▶ **Exercise directions**: Pull every line containing "Halle" from the entries.

▶ **Records provided**:
┄┄┄┄┄┄┄┄┄┄

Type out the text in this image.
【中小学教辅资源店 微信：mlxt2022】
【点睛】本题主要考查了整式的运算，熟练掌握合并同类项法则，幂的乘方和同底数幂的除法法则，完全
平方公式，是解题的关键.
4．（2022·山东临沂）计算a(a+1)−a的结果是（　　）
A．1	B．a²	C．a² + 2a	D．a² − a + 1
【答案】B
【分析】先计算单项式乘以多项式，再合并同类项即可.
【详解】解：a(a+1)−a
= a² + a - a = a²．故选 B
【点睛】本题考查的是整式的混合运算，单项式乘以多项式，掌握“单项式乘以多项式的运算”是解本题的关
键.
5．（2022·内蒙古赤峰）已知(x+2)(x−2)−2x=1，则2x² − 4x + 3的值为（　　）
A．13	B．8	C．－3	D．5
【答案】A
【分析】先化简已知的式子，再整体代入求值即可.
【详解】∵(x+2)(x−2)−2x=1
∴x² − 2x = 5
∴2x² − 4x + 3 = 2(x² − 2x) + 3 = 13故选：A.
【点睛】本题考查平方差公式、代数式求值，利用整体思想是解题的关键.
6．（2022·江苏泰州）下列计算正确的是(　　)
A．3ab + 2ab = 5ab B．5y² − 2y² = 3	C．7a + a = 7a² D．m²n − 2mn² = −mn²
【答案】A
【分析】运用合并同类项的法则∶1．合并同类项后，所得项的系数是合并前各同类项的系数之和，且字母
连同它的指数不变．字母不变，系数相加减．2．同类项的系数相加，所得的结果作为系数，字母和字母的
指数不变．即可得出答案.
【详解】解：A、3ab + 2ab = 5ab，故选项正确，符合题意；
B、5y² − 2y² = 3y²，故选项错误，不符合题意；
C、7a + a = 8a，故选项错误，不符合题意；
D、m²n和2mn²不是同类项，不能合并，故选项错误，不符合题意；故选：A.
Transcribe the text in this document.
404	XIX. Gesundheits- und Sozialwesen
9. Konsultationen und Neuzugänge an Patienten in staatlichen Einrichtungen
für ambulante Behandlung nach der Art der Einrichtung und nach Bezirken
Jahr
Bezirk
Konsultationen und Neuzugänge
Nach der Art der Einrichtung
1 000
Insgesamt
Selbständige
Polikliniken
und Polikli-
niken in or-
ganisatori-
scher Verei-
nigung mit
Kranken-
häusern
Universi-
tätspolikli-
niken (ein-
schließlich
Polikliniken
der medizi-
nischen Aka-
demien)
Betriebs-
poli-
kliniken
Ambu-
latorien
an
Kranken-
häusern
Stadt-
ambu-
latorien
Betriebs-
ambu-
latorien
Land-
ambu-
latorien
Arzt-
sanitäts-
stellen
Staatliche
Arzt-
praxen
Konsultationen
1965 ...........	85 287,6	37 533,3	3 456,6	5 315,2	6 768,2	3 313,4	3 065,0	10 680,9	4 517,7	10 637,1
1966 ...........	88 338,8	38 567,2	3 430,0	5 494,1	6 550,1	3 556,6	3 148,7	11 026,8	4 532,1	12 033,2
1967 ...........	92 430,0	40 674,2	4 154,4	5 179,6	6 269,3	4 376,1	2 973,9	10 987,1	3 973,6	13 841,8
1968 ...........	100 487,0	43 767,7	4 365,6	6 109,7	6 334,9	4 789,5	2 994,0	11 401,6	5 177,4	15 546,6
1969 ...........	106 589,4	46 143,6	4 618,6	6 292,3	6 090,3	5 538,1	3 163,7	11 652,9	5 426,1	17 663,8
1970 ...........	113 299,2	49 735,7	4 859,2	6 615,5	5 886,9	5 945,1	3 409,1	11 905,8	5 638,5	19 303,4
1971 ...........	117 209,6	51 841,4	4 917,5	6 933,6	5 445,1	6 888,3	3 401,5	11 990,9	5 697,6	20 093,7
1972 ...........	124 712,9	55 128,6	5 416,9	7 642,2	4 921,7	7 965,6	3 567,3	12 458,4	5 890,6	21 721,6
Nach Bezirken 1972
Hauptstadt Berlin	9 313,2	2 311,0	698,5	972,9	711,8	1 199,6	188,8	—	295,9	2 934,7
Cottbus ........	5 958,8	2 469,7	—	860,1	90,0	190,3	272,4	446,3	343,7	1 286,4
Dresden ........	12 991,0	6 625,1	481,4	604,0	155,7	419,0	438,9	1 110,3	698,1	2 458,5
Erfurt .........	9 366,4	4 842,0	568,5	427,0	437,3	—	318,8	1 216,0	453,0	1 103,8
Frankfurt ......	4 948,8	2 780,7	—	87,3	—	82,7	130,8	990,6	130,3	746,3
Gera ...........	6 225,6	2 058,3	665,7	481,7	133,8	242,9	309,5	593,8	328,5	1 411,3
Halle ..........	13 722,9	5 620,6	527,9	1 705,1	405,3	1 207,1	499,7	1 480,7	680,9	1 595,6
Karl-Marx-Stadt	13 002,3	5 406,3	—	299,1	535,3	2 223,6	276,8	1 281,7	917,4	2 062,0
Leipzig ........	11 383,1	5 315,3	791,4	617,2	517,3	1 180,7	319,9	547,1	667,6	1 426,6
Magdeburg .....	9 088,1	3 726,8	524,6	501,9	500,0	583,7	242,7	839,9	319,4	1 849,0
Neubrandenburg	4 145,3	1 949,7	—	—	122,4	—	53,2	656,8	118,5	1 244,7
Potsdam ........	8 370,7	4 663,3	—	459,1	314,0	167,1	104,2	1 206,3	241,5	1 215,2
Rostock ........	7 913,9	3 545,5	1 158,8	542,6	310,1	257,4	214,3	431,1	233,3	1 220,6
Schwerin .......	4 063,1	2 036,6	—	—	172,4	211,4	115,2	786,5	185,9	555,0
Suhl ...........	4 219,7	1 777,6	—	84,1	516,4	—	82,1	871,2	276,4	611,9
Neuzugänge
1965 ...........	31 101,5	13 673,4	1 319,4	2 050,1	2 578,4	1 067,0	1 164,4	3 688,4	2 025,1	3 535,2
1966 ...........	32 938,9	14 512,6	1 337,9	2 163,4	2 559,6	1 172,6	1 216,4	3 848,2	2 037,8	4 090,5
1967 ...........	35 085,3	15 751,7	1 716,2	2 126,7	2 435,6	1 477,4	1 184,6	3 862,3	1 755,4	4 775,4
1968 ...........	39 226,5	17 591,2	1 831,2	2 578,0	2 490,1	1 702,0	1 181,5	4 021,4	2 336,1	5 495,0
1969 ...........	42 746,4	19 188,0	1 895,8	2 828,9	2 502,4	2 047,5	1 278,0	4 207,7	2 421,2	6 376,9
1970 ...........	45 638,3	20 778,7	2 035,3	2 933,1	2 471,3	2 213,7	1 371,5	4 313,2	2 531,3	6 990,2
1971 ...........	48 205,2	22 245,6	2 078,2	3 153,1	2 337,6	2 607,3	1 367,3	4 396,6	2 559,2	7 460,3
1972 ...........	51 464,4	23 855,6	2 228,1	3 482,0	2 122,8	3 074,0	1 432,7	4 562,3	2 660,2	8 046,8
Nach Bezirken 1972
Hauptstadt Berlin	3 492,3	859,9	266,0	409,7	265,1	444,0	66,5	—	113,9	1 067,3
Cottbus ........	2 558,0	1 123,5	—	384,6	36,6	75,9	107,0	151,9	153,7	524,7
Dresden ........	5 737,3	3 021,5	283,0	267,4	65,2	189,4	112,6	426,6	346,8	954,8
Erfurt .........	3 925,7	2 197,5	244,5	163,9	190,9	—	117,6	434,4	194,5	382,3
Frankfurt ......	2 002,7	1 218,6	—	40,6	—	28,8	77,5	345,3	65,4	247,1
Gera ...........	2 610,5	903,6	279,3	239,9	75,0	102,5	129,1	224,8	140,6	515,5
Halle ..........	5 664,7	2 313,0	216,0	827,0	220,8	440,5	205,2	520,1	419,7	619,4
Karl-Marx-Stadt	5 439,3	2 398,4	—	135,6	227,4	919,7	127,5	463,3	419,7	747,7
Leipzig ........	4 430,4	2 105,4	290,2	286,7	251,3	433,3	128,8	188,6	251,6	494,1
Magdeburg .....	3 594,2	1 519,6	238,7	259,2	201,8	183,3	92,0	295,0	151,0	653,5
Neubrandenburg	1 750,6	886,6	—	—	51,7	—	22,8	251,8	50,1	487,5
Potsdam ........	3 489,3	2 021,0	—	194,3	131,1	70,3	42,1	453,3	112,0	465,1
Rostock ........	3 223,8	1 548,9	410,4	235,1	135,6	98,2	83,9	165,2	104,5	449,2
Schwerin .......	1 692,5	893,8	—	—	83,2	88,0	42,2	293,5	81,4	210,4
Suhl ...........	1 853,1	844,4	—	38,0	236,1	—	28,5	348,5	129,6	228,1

┄┄┄┄┄┄┄┄┄┄

▶ **Solved exercise**:
Halle ..........	13 722,9	5 620,6	527,9	1 705,1	405,3	1 207,1	499,7	1 480,7	680,9	1 595,6
Halle ..........	5 664,7	2 313,0	216,0	827,0	220,8	440,5	205,2	520,1	419,7	619,4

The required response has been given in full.